Data records
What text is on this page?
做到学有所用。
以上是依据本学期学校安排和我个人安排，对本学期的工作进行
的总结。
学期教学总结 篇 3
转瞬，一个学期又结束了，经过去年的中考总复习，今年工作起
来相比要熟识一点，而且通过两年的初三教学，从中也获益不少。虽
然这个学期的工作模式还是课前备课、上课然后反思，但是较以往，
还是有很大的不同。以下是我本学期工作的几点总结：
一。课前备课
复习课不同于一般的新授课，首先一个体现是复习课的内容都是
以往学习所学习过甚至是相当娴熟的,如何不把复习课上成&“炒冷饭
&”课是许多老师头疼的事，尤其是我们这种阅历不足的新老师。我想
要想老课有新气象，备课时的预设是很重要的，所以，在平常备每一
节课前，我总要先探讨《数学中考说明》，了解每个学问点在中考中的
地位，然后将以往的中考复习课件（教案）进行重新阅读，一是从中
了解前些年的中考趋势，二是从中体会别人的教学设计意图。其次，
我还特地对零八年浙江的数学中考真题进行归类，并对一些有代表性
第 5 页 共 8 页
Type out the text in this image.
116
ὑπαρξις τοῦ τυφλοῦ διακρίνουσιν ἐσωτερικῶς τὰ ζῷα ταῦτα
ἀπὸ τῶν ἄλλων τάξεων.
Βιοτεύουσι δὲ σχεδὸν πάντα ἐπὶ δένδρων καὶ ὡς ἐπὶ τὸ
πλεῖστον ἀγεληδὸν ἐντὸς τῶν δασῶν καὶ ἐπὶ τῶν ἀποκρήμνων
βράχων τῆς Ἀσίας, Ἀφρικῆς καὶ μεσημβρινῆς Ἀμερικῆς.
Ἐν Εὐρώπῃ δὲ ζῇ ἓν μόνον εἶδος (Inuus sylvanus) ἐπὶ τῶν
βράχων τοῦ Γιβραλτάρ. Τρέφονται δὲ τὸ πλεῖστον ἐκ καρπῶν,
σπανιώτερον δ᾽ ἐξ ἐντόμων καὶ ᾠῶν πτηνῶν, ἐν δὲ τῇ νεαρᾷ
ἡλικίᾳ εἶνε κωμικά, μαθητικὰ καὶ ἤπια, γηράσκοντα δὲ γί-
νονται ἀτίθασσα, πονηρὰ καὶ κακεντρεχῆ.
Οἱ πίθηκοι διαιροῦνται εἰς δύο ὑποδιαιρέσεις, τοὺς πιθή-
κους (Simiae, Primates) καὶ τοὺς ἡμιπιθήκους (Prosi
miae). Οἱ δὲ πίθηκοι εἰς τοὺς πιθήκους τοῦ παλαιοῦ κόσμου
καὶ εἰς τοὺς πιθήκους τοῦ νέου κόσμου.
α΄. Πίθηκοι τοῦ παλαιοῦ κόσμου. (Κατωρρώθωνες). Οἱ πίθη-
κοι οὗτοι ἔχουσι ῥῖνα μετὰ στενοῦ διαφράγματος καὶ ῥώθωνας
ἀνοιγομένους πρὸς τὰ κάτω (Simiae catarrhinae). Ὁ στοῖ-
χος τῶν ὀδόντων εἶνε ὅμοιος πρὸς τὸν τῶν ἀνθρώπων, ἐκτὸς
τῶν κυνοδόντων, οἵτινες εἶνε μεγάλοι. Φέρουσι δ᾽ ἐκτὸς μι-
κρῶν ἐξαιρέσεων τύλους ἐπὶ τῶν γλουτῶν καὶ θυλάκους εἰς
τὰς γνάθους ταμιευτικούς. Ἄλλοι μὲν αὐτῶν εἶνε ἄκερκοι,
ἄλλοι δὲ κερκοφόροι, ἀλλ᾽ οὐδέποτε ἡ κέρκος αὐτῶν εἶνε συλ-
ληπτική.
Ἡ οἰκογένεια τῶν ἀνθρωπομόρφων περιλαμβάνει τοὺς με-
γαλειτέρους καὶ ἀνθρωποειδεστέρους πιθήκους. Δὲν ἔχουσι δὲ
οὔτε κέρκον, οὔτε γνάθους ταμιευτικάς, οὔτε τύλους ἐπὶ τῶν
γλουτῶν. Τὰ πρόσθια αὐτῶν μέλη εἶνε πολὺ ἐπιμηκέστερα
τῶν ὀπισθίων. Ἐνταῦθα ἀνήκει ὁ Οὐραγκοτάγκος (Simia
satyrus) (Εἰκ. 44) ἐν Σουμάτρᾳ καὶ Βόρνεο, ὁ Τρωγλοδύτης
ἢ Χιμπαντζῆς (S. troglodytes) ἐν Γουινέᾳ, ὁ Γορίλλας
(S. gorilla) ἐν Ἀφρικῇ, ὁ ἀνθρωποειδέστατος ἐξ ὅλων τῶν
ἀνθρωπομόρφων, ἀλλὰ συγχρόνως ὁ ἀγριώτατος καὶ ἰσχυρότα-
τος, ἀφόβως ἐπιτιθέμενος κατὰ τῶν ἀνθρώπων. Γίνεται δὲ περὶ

__Problem requirements__. Extract the full set of entries word for word.

__Response__.
What text is on this page?
做到学有所用。
以上是依据本学期学校安排和我个人安排，对本学期的工作进行
的总结。
学期教学总结 篇 3
转瞬，一个学期又结束了，经过去年的中考总复习，今年工作起
来相比要熟识一点，而且通过两年的初三教学，从中也获益不少。虽
然这个学期的工作模式还是课前备课、上课然后反思，但是较以往，
还是有很大的不同。以下是我本学期工作的几点总结：
一。课前备课
复习课不同于一般的新授课，首先一个体现是复习课的内容都是
以往学习所学习过甚至是相当娴熟的,如何不把复习课上成&“炒冷饭
&”课是许多老师头疼的事，尤其是我们这种阅历不足的新老师。我想
要想老课有新气象，备课时的预设是很重要的，所以，在平常备每一
节课前，我总要先探讨《数学中考说明》，了解每个学问点在中考中的
地位，然后将以往的中考复习课件（教案）进行重新阅读，一是从中
了解前些年的中考趋势，二是从中体会别人的教学设计意图。其次，
我还特地对零八年浙江的数学中考真题进行归类，并对一些有代表性
第 5 页 共 8 页
Type out the text in this image.
116
ὑπαρξις τοῦ τυφλοῦ διακρίνουσιν ἐσωτερικῶς τὰ ζῷα ταῦτα
ἀπὸ τῶν ἄλλων τάξεων.
Βιοτεύουσι δὲ σχεδὸν πάντα ἐπὶ δένδρων καὶ ὡς ἐπὶ τὸ
πλεῖστον ἀγεληδὸν ἐντὸς τῶν δασῶν καὶ ἐπὶ τῶν ἀποκρήμνων
βράχων τῆς Ἀσίας, Ἀφρικῆς καὶ μεσημβρινῆς Ἀμερικῆς.
Ἐν Εὐρώπῃ δὲ ζῇ ἓν μόνον εἶδος (Inuus sylvanus) ἐπὶ τῶν
βράχων τοῦ Γιβραλτάρ. Τρέφονται δὲ τὸ πλεῖστον ἐκ καρπῶν,
σπανιώτερον δ᾽ ἐξ ἐντόμων καὶ ᾠῶν πτηνῶν, ἐν δὲ τῇ νεαρᾷ
ἡλικίᾳ εἶνε κωμικά, μαθητικὰ καὶ ἤπια, γηράσκοντα δὲ γί-
νονται ἀτίθασσα, πονηρὰ καὶ κακεντρεχῆ.
Οἱ πίθηκοι διαιροῦνται εἰς δύο ὑποδιαιρέσεις, τοὺς πιθή-
κους (Simiae, Primates) καὶ τοὺς ἡμιπιθήκους (Prosi
miae). Οἱ δὲ πίθηκοι εἰς τοὺς πιθήκους τοῦ παλαιοῦ κόσμου
καὶ εἰς τοὺς πιθήκους τοῦ νέου κόσμου.
α΄. Πίθηκοι τοῦ παλαιοῦ κόσμου. (Κατωρρώθωνες). Οἱ πίθη-
κοι οὗτοι ἔχουσι ῥῖνα μετὰ στενοῦ διαφράγματος καὶ ῥώθωνας
ἀνοιγομένους πρὸς τὰ κάτω (Simiae catarrhinae). Ὁ στοῖ-
χος τῶν ὀδόντων εἶνε ὅμοιος πρὸς τὸν τῶν ἀνθρώπων, ἐκτὸς
τῶν κυνοδόντων, οἵτινες εἶνε μεγάλοι. Φέρουσι δ᾽ ἐκτὸς μι-
κρῶν ἐξαιρέσεων τύλους ἐπὶ τῶν γλουτῶν καὶ θυλάκους εἰς
τὰς γνάθους ταμιευτικούς. Ἄλλοι μὲν αὐτῶν εἶνε ἄκερκοι,
ἄλλοι δὲ κερκοφόροι, ἀλλ᾽ οὐδέποτε ἡ κέρκος αὐτῶν εἶνε συλ-
ληπτική.
Ἡ οἰκογένεια τῶν ἀνθρωπομόρφων περιλαμβάνει τοὺς με-
γαλειτέρους καὶ ἀνθρωποειδεστέρους πιθήκους. Δὲν ἔχουσι δὲ
οὔτε κέρκον, οὔτε γνάθους ταμιευτικάς, οὔτε τύλους ἐπὶ τῶν
γλουτῶν. Τὰ πρόσθια αὐτῶν μέλη εἶνε πολὺ ἐπιμηκέστερα
τῶν ὀπισθίων. Ἐνταῦθα ἀνήκει ὁ Οὐραγκοτάγκος (Simia
satyrus) (Εἰκ. 44) ἐν Σουμάτρᾳ καὶ Βόρνεο, ὁ Τρωγλοδύτης
ἢ Χιμπαντζῆς (S. troglodytes) ἐν Γουινέᾳ, ὁ Γορίλλας
(S. gorilla) ἐν Ἀφρικῇ, ὁ ἀνθρωποειδέστατος ἐξ ὅλων τῶν
ἀνθρωπομόρφων, ἀλλὰ συγχρόνως ὁ ἀγριώτατος καὶ ἰσχυρότα-
τος, ἀφόβως ἐπιτιθέμενος κατὰ τῶν ἀνθρώπων. Γίνεται δὲ περὶ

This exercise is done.